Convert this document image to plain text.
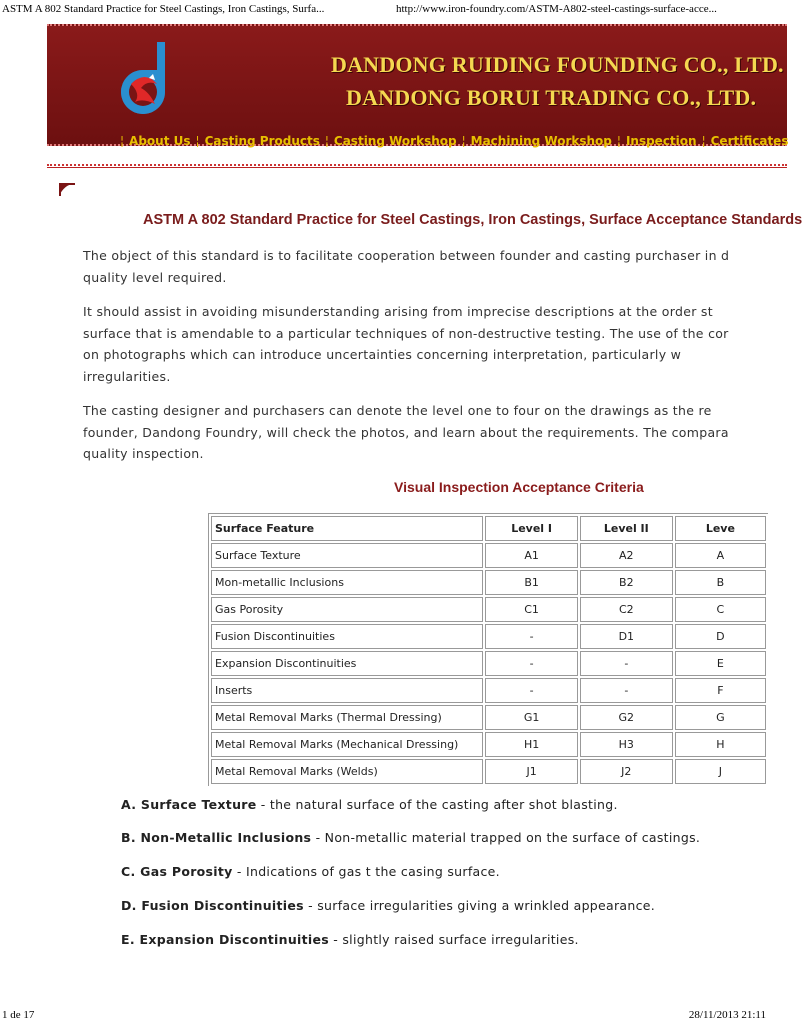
ASTM A 802 Standard Practice for Steel Castings, Iron Castings, Surfa...	http://www.iron-foundry.com/ASTM-A802-steel-castings-surface-acce...
DANDONG RUIDING FOUNDING CO., LTD.
DANDONG BORUI TRADING CO., LTD.
¦ About Us ¦ Casting Products ¦ Casting Workshop ¦ Machining Workshop ¦ Inspection ¦ Certificates
ASTM A 802 Standard Practice for Steel Castings, Iron Castings, Surface Acceptance Standards
The object of this standard is to facilitate cooperation between founder and casting purchaser in d
quality level required.
It should assist in avoiding misunderstanding arising from imprecise descriptions at the order st
surface that is amendable to a particular techniques of non-destructive testing. The use of the cor
on photographs which can introduce uncertainties concerning interpretation, particularly w
irregularities.
The casting designer and purchasers can denote the level one to four on the drawings as the re
founder, Dandong Foundry, will check the photos, and learn about the requirements. The compara
quality inspection.
Visual Inspection Acceptance Criteria
Surface Feature	Level I	Level II	Leve
Surface Texture	A1	A2	A
Mon-metallic Inclusions	B1	B2	B
Gas Porosity	C1	C2	C
Fusion Discontinuities	-	D1	D
Expansion Discontinuities	-	-	E
Inserts	-	-	F
Metal Removal Marks (Thermal Dressing)	G1	G2	G
Metal Removal Marks (Mechanical Dressing)	H1	H3	H
Metal Removal Marks (Welds)	J1	J2	J
A. Surface Texture - the natural surface of the casting after shot blasting.
B. Non-Metallic Inclusions - Non-metallic material trapped on the surface of castings.
C. Gas Porosity - Indications of gas t the casing surface.
D. Fusion Discontinuities - surface irregularities giving a wrinkled appearance.
E. Expansion Discontinuities - slightly raised surface irregularities.
1 de 17	28/11/2013 21:11
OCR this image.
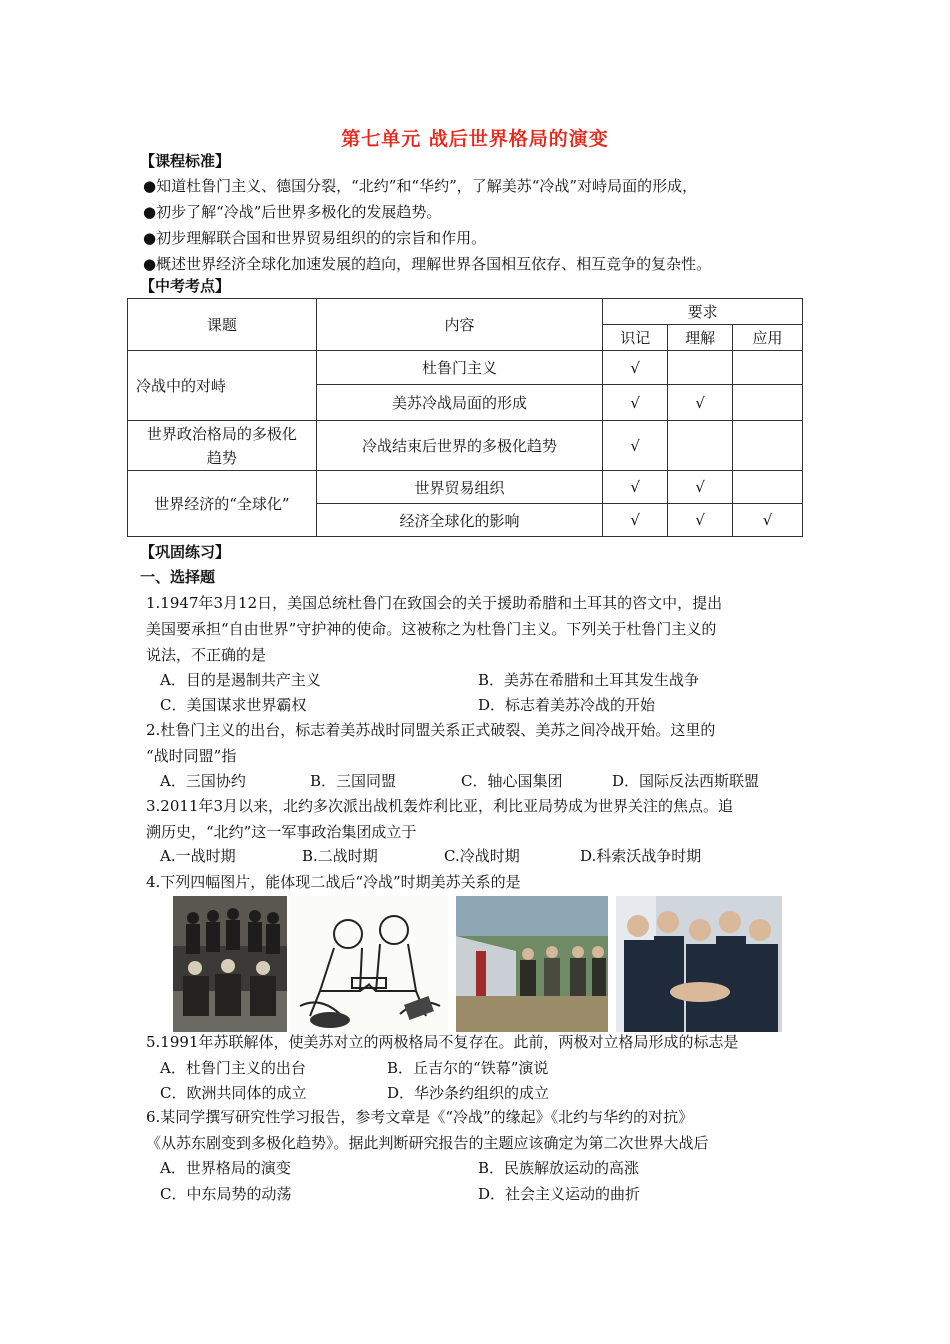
第七单元 战后世界格局的演变
【课程标准】
●知道杜鲁门主义、德国分裂，“北约”和“华约”，了解美苏“冷战”对峙局面的形成，
●初步了解“冷战”后世界多极化的发展趋势。
●初步理解联合国和世界贸易组织的的宗旨和作用。
●概述世界经济全球化加速发展的趋向，理解世界各国相互依存、相互竞争的复杂性。
【中考考点】
课题	内容	要求		
		识记	理解	应用
冷战中的对峙	杜鲁门主义	√		
	美苏冷战局面的形成	√	√	
世界政治格局的多极化趋势	冷战结束后世界的多极化趋势	√		
世界经济的“全球化”	世界贸易组织	√	√	
	经济全球化的影响	√	√	√
【巩固练习】
一、选择题
1.1947年3月12日，美国总统杜鲁门在致国会的关于援助希腊和土耳其的咨文中，提出
美国要承担“自由世界”守护神的使命。这被称之为杜鲁门主义。下列关于杜鲁门主义的
说法，不正确的是
A．目的是遏制共产主义	B．美苏在希腊和土耳其发生战争
C．美国谋求世界霸权	D．标志着美苏冷战的开始
2.杜鲁门主义的出台，标志着美苏战时同盟关系正式破裂、美苏之间冷战开始。这里的
“战时同盟”指
A．三国协约	B．三国同盟	C．轴心国集团	D．国际反法西斯联盟
3.2011年3月以来，北约多次派出战机轰炸利比亚，利比亚局势成为世界关注的焦点。追
溯历史，“北约”这一军事政治集团成立于
A.一战时期	B.二战时期	C.冷战时期	D.科索沃战争时期
4.下列四幅图片，能体现二战后“冷战”时期美苏关系的是
5.1991年苏联解体，使美苏对立的两极格局不复存在。此前，两极对立格局形成的标志是
A．杜鲁门主义的出台	B．丘吉尔的“铁幕”演说
C．欧洲共同体的成立	D．华沙条约组织的成立
6.某同学撰写研究性学习报告，参考文章是《“冷战”的缘起》《北约与华约的对抗》
《从苏东剧变到多极化趋势》。据此判断研究报告的主题应该确定为第二次世界大战后
A．世界格局的演变	B．民族解放运动的高涨
C．中东局势的动荡	D．社会主义运动的曲折
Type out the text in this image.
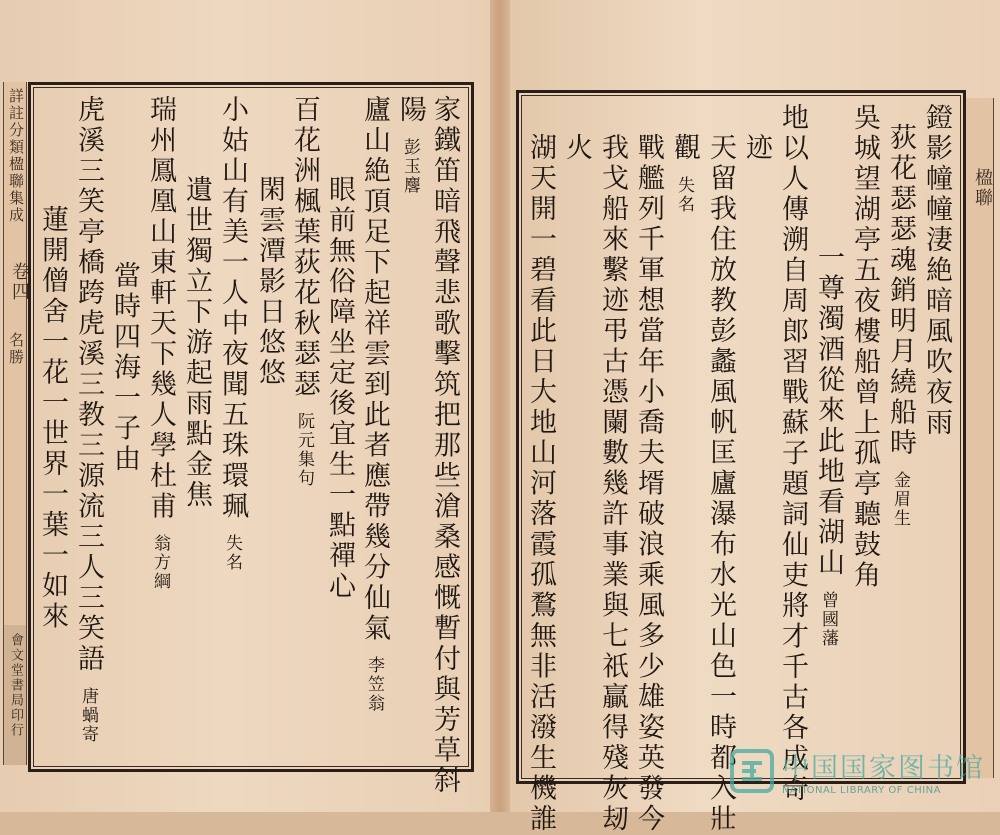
詳註分類楹聯集成
卷四
名勝
會文堂書局印行
楹聯
家鐵笛暗飛聲悲歌擊筑把那些滄桑感慨暫付與芳草斜
陽彭玉麐
廬山絶頂足下起祥雲到此者應帶幾分仙氣李笠翁
眼前無俗障坐定後宜生一點禪心
百花洲楓葉荻花秋瑟瑟阮元集句
閑雲潭影日悠悠
小姑山有美一人中夜聞五珠環珮失名
遺世獨立下游起雨點金焦
瑞州鳳凰山東軒天下幾人學杜甫翁方綱
當時四海一子由
虎溪三笑亭橋跨虎溪三教三源流三人三笑語唐蝸寄
蓮開僧舍一花一世界一葉一如來	鐙影幢幢淒絶暗風吹夜雨
荻花瑟瑟魂銷明月繞船時金眉生
吳城望湖亭五夜樓船曾上孤亭聽鼓角
一尊濁酒從來此地看湖山曾國藩
地以人傳溯自周郎習戰蘇子題詞仙吏將才千古各成奇
迹
天留我住放教彭蠡風帆匡廬瀑布水光山色一時都入壯
觀失名
戰艦列千軍想當年小喬夫壻破浪乘風多少雄姿英發今
我戈船來繫迹弔古憑闌數幾許事業與七祇贏得殘灰刼
火
湖天開一碧看此日大地山河落霞孤鶩無非活潑生機誰	中国国家图书馆
NATIONAL LIBRARY OF CHINA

* [Instruction]: Looking at the listing above, how many of its lines contain the string "founder"? Give the number alone.

* [Solution to the problem]: 2